TASK DIRECTIONS = Look for the word "keycards" in each line and report the count of matching lines, with nothing added.

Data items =

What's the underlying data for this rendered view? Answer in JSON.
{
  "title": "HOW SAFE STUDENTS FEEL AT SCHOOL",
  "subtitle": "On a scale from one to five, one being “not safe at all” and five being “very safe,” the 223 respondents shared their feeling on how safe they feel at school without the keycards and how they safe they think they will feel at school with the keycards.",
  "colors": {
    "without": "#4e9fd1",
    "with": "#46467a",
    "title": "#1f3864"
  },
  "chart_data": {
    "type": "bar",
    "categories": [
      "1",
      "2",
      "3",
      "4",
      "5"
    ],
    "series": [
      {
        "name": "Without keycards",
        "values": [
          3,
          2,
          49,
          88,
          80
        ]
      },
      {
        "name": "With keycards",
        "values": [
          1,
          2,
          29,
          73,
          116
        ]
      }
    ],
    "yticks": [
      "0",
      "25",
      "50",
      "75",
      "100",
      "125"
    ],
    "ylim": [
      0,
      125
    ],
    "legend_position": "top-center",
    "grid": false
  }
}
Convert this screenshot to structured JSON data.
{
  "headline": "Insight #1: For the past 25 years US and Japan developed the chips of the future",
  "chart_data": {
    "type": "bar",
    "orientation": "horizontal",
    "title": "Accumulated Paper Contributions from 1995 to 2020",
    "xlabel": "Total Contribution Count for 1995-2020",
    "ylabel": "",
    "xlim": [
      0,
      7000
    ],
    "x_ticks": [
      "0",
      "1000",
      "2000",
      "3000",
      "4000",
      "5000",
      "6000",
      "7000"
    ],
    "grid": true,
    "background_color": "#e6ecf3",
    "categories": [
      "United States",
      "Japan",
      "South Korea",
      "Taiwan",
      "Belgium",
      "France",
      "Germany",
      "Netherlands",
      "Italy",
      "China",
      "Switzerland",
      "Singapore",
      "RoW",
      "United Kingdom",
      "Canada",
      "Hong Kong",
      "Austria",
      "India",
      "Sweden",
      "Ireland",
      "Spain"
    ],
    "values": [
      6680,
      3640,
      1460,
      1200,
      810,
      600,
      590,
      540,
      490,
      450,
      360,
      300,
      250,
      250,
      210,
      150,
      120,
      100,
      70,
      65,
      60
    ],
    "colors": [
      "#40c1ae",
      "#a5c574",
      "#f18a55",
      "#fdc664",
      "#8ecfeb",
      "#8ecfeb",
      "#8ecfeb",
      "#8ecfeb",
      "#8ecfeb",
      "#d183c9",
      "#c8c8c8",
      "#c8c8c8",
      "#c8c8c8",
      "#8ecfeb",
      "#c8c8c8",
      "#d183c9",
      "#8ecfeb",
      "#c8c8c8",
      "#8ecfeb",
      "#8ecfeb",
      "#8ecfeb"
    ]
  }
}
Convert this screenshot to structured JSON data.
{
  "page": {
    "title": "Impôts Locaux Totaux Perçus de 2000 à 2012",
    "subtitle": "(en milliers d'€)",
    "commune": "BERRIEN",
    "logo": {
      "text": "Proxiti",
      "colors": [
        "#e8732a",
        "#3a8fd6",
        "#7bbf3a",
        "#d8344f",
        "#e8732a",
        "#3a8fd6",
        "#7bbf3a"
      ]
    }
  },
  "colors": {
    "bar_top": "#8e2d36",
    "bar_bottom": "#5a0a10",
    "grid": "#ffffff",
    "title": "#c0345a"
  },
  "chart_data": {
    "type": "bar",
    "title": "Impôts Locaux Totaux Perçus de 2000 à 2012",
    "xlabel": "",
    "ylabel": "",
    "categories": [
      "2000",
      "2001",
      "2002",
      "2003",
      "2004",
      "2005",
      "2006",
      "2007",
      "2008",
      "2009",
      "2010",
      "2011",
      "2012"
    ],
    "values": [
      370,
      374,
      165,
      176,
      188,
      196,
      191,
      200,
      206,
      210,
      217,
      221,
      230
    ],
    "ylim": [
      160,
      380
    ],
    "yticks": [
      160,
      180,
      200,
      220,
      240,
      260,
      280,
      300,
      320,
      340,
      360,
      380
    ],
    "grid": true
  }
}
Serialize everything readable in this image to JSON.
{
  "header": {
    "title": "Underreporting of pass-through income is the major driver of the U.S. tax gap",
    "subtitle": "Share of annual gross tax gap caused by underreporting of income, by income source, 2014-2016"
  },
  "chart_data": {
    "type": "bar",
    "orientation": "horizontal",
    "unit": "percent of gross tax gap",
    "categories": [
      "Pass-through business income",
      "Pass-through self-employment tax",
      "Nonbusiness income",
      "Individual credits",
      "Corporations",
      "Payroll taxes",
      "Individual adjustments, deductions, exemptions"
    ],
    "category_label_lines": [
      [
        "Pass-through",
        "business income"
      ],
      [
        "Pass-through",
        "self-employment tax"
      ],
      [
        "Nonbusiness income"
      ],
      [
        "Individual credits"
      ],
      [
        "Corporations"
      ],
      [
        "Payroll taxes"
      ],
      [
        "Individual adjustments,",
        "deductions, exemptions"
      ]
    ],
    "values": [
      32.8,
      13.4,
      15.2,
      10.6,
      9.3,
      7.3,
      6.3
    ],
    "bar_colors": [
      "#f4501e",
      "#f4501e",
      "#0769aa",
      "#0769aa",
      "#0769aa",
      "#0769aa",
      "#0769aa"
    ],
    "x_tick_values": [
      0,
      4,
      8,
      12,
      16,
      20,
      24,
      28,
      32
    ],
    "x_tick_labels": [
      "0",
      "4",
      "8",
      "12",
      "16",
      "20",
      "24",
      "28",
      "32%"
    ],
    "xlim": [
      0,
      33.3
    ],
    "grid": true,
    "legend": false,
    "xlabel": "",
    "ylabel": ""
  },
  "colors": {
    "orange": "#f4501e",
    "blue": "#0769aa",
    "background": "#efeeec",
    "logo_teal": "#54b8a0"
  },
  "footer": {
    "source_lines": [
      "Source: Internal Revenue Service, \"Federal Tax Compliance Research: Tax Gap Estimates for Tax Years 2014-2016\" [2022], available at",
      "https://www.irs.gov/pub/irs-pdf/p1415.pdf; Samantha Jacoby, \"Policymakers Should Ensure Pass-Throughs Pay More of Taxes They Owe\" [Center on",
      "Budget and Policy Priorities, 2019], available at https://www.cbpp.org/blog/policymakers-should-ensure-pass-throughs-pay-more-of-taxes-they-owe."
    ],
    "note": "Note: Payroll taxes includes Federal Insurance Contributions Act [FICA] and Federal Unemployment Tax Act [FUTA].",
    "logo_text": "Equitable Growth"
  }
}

EXERCISE ANSWER = 3